### EXERCISE MATERIAL
_ _ _ _ _
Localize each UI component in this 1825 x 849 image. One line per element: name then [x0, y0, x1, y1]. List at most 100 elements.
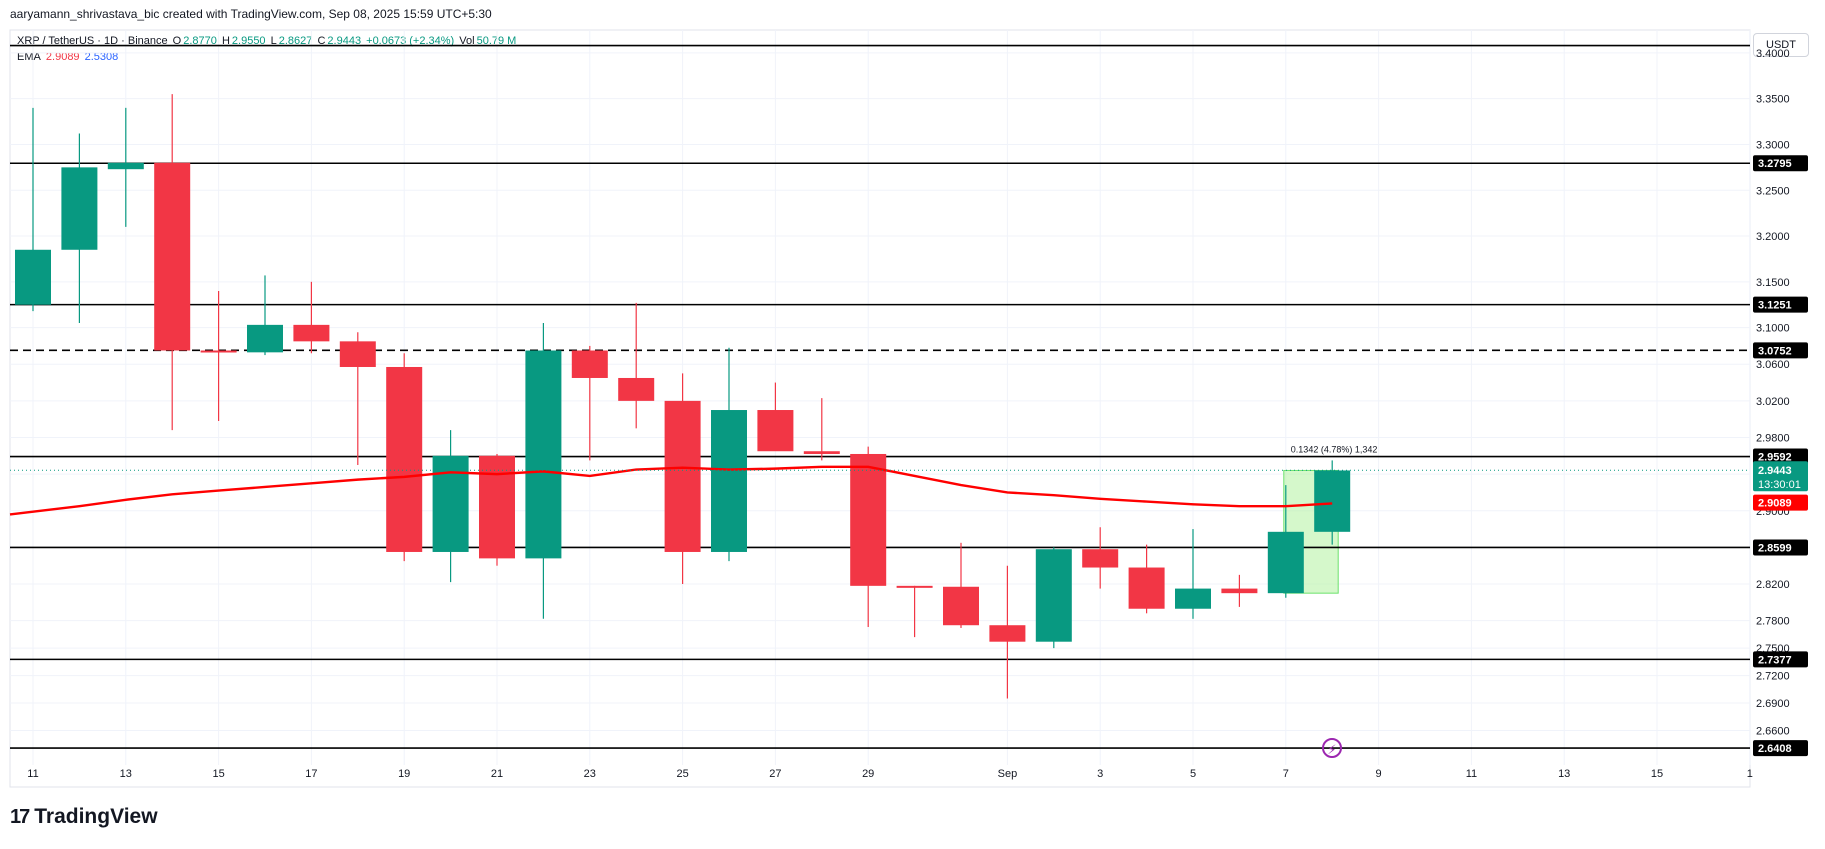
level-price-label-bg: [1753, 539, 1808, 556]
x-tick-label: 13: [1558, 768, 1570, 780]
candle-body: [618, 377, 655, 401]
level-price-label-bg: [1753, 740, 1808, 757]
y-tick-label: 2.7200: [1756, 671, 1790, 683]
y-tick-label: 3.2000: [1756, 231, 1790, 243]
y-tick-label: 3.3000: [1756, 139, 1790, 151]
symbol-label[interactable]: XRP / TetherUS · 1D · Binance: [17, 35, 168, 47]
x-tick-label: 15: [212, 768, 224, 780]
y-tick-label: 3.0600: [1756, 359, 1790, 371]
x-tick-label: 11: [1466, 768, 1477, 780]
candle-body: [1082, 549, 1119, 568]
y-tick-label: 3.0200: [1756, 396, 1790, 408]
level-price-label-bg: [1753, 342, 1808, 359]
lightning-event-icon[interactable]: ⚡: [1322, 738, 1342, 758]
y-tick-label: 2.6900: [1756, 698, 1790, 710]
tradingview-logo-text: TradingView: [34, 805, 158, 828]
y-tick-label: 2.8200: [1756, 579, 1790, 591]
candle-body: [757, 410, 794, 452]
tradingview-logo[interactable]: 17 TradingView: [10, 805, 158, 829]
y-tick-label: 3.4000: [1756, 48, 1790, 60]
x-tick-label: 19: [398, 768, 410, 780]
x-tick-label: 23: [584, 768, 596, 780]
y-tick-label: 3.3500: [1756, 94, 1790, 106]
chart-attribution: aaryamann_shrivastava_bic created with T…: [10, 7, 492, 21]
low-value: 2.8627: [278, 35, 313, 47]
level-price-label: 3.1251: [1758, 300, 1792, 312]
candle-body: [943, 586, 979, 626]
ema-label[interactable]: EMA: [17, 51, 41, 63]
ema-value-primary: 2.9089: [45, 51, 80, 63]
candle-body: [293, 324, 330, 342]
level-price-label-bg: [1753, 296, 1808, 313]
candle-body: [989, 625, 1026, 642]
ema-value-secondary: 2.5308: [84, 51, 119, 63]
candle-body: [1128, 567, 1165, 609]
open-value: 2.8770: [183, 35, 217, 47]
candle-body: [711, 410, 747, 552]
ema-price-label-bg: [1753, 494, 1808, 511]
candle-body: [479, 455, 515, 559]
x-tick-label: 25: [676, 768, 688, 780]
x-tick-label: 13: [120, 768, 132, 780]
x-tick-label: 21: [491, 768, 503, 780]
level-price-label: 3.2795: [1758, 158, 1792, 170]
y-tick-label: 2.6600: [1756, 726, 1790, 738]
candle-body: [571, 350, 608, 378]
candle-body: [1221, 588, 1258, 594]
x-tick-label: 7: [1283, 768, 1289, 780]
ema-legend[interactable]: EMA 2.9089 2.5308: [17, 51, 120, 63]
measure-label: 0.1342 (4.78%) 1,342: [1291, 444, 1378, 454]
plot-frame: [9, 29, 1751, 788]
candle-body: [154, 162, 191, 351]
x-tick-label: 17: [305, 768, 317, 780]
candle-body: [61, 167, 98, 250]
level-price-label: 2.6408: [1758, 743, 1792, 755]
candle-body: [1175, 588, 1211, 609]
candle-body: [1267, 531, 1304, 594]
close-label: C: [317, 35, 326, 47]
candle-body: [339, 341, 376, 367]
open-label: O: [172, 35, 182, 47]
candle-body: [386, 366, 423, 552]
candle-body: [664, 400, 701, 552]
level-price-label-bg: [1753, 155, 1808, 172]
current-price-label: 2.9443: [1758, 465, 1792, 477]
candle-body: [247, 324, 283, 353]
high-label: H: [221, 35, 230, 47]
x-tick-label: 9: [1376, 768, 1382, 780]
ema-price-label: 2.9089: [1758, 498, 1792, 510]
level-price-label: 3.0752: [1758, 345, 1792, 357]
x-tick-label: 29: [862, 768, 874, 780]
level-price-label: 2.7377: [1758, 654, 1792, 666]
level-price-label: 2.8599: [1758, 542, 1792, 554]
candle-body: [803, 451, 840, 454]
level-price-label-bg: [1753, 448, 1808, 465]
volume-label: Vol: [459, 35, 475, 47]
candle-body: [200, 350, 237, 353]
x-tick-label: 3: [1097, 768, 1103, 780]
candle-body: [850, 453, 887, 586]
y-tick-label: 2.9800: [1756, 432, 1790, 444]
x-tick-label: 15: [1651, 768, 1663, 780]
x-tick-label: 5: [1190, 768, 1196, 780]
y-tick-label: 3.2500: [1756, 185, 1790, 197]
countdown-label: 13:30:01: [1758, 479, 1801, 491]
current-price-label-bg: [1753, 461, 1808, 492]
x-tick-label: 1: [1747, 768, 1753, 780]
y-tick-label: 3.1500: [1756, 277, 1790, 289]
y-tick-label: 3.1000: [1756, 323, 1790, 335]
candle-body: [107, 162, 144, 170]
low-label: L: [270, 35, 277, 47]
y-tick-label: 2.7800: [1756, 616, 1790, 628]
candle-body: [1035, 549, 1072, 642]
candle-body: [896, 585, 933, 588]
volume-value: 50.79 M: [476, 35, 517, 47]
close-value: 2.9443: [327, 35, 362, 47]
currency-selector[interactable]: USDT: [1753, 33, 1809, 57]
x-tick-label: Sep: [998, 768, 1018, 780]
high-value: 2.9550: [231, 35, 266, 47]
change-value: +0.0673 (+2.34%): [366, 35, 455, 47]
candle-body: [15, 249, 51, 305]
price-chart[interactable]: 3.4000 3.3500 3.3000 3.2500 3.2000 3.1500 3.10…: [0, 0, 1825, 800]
_ _ _ _ _
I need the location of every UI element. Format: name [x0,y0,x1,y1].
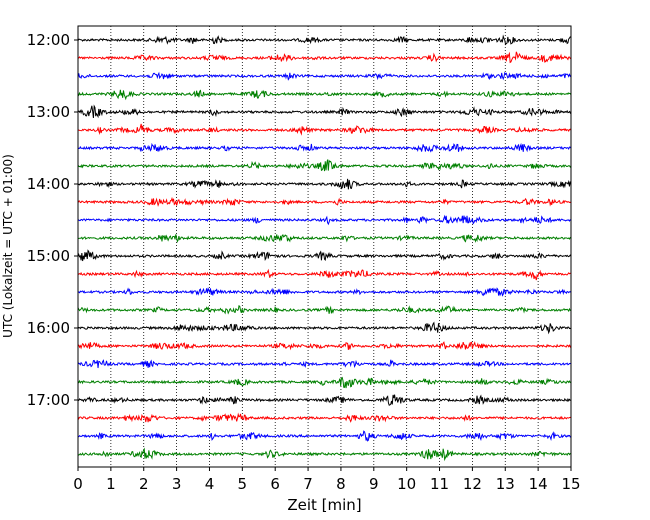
_ _ _ _ _
### GOAL
Rewrite the listing from the line containing "Localize each UI" down to the line containing "y-tick-label: 3.3500: [1756, 94, 1790, 106]", swapping "candle-body" for "candlestick-body" wherever it occurs and changing nothing else. Leave the pictures out of your answer.

### ANSWER TO THE PROBLEM
Localize each UI component in this 1825 x 849 image. One line per element: name then [x0, y0, x1, y1]. List at most 100 elements.
level-price-label-bg: [1753, 539, 1808, 556]
x-tick-label: 13: [1558, 768, 1570, 780]
candlestick-body: [618, 377, 655, 401]
level-price-label-bg: [1753, 740, 1808, 757]
y-tick-label: 2.7200: [1756, 671, 1790, 683]
y-tick-label: 3.2000: [1756, 231, 1790, 243]
y-tick-label: 3.3000: [1756, 139, 1790, 151]
symbol-label[interactable]: XRP / TetherUS · 1D · Binance: [17, 35, 168, 47]
x-tick-label: 15: [212, 768, 224, 780]
y-tick-label: 3.0600: [1756, 359, 1790, 371]
x-tick-label: 11: [1466, 768, 1477, 780]
candlestick-body: [1082, 549, 1119, 568]
y-tick-label: 3.0200: [1756, 396, 1790, 408]
level-price-label-bg: [1753, 342, 1808, 359]
lightning-event-icon[interactable]: ⚡: [1322, 738, 1342, 758]
y-tick-label: 2.6900: [1756, 698, 1790, 710]
tradingview-logo-text: TradingView: [34, 805, 158, 828]
y-tick-label: 2.8200: [1756, 579, 1790, 591]
candlestick-body: [757, 410, 794, 452]
tradingview-logo[interactable]: 17 TradingView: [10, 805, 158, 829]
y-tick-label: 3.4000: [1756, 48, 1790, 60]
x-tick-label: 19: [398, 768, 410, 780]
x-tick-label: 23: [584, 768, 596, 780]
y-tick-label: 3.3500: [1756, 94, 1790, 106]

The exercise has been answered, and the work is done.